-- Short task --
Your task is to quote the material that follows, in full and exactly.
|---|
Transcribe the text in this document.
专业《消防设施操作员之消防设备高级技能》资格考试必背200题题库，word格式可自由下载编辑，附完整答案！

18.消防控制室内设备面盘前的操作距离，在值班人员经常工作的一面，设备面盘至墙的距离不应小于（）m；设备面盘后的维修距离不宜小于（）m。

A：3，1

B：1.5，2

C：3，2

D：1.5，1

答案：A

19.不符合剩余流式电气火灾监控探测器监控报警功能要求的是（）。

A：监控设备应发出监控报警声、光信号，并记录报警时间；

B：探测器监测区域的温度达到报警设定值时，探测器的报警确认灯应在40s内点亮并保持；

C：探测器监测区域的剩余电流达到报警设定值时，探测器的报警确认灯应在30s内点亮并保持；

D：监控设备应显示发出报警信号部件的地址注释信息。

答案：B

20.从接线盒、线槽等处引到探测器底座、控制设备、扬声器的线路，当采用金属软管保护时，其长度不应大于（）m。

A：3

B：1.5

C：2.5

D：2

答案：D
|---|
-- Correct result --
Transcribe the text in this document.
专业《消防设施操作员之消防设备高级技能》资格考试必背200题题库，word格式可自由下载编辑，附完整答案！

18.消防控制室内设备面盘前的操作距离，在值班人员经常工作的一面，设备面盘至墙的距离不应小于（）m；设备面盘后的维修距离不宜小于（）m。

A：3，1

B：1.5，2

C：3，2

D：1.5，1

答案：A

19.不符合剩余流式电气火灾监控探测器监控报警功能要求的是（）。

A：监控设备应发出监控报警声、光信号，并记录报警时间；

B：探测器监测区域的温度达到报警设定值时，探测器的报警确认灯应在40s内点亮并保持；

C：探测器监测区域的剩余电流达到报警设定值时，探测器的报警确认灯应在30s内点亮并保持；

D：监控设备应显示发出报警信号部件的地址注释信息。

答案：B

20.从接线盒、线槽等处引到探测器底座、控制设备、扬声器的线路，当采用金属软管保护时，其长度不应大于（）m。

A：3

B：1.5

C：2.5

D：2

答案：D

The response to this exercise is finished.